### [Goal]
Within the data below, state how many lines contain the string "haben". Provide the number only.

### [Data entries]

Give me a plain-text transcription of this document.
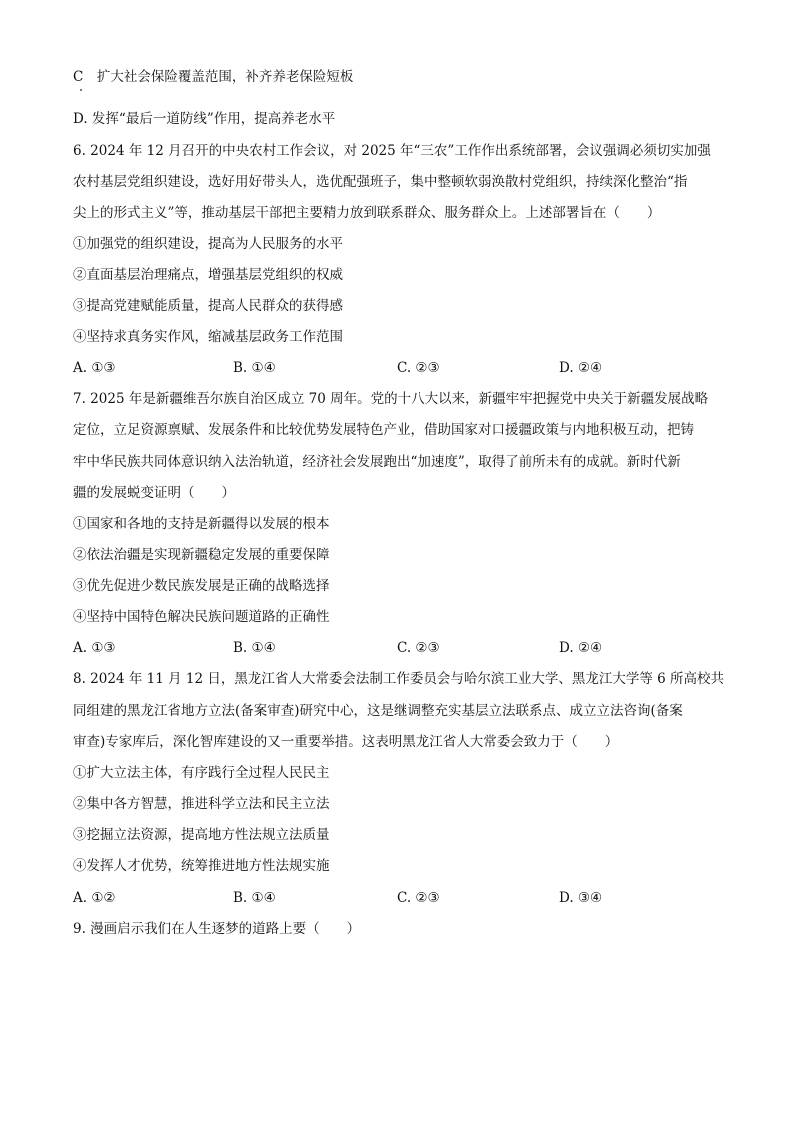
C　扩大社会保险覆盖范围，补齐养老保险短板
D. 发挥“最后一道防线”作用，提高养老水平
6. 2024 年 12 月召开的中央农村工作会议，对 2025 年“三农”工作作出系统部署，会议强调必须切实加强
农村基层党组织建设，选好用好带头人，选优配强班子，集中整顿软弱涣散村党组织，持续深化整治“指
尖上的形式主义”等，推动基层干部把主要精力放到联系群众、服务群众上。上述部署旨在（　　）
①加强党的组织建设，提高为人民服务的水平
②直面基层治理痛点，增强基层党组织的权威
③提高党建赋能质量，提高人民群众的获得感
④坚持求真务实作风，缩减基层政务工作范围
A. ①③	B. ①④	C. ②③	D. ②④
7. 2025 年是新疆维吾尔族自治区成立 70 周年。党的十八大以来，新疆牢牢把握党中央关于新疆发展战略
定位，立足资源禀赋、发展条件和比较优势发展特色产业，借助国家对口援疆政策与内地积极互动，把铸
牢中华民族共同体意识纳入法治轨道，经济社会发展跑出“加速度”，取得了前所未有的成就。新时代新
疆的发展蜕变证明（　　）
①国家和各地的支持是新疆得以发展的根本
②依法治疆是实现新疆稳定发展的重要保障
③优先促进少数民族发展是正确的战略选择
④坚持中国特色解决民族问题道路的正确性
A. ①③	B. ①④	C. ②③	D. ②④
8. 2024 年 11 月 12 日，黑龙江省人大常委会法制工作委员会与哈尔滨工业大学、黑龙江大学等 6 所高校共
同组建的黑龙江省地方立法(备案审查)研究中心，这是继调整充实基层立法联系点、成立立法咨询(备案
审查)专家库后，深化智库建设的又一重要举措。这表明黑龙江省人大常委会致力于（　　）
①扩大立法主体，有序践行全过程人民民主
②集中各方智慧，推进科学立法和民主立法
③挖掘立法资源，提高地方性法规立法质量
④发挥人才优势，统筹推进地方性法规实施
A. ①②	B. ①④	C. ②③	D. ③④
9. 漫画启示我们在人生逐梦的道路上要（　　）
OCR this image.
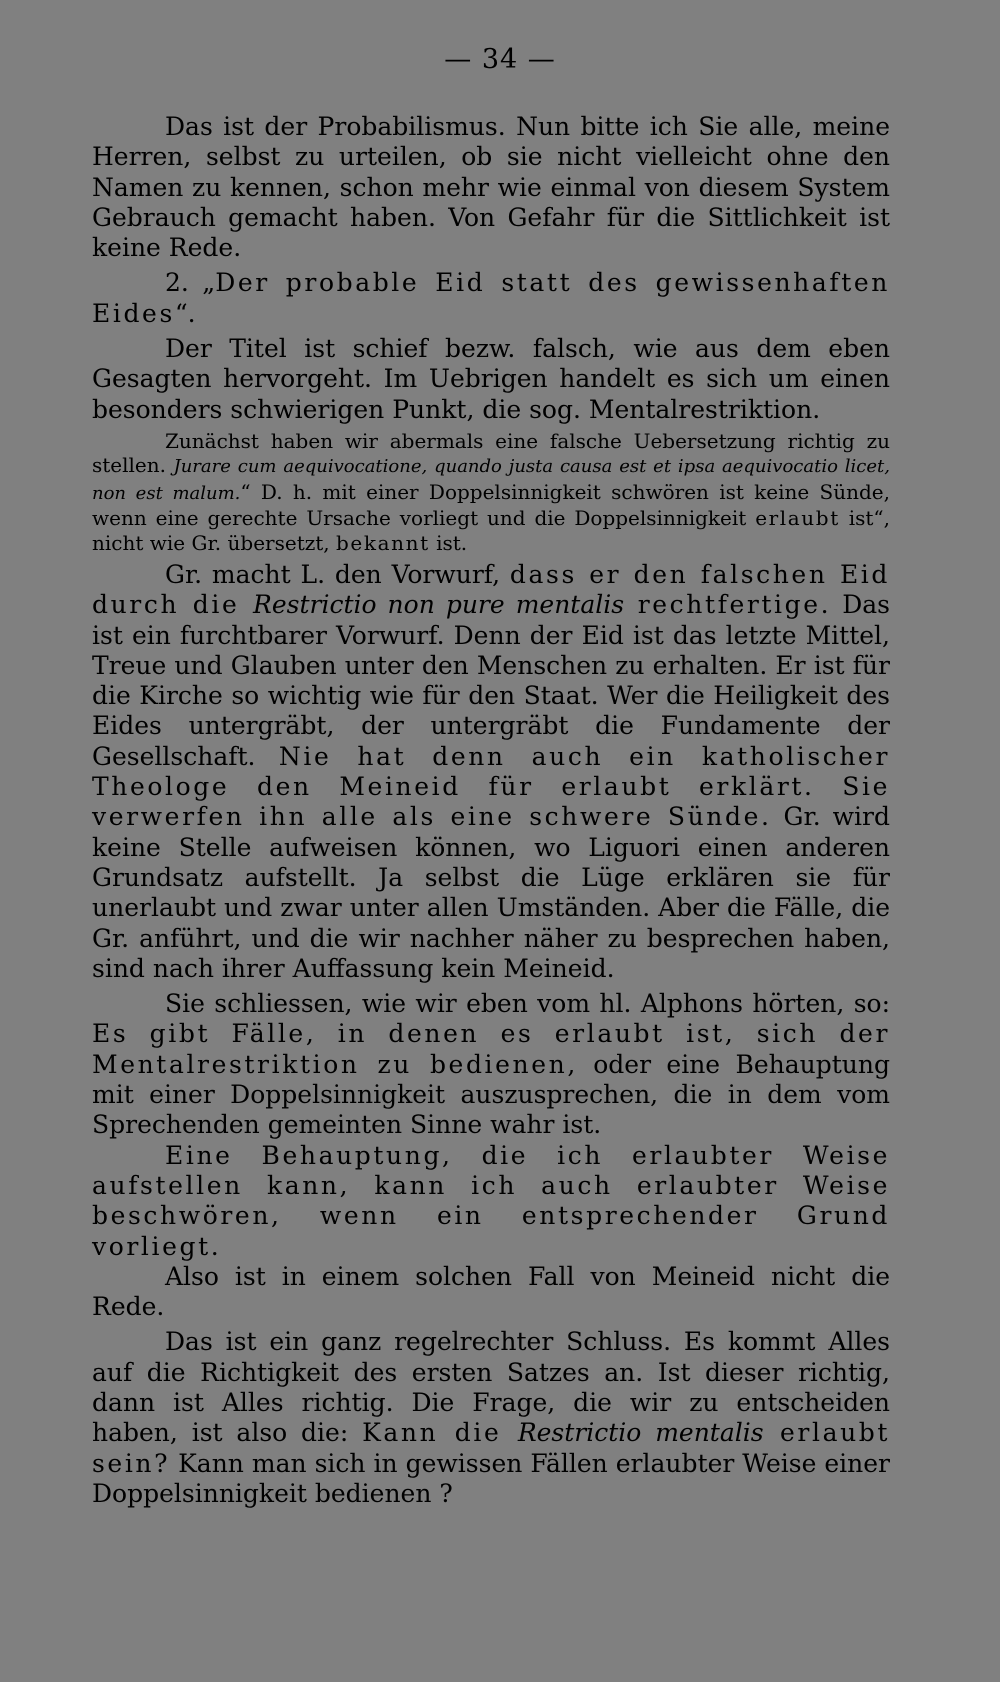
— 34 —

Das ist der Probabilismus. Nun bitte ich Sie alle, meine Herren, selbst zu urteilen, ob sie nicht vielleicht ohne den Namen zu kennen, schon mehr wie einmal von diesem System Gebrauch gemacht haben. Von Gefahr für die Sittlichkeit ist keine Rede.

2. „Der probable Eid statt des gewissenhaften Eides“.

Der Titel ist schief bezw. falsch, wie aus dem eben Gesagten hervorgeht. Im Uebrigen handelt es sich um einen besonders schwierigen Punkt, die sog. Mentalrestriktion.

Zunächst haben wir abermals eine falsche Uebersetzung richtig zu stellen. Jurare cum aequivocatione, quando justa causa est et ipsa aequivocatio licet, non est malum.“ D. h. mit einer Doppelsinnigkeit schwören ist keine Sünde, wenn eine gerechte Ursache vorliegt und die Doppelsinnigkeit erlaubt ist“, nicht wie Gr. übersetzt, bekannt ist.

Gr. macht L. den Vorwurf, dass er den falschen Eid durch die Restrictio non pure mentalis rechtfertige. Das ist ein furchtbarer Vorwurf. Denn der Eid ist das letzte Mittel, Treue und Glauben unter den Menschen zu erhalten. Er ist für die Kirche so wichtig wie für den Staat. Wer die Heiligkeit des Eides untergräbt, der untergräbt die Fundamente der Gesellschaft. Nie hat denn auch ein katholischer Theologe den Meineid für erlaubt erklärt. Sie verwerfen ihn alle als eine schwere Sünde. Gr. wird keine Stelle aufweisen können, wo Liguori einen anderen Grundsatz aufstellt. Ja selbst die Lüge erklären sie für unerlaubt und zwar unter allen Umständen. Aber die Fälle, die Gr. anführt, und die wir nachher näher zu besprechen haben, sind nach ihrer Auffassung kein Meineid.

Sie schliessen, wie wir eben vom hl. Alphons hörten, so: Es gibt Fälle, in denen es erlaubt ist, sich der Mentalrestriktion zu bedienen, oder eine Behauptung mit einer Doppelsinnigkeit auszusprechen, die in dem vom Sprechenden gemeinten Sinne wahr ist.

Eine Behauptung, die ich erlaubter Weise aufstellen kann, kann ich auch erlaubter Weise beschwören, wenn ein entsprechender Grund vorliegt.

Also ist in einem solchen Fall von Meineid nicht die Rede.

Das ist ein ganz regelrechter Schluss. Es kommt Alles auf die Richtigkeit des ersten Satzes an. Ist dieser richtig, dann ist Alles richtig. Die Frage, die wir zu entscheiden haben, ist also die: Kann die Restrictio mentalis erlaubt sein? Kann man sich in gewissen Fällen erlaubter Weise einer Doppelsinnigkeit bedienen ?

### [Response]
4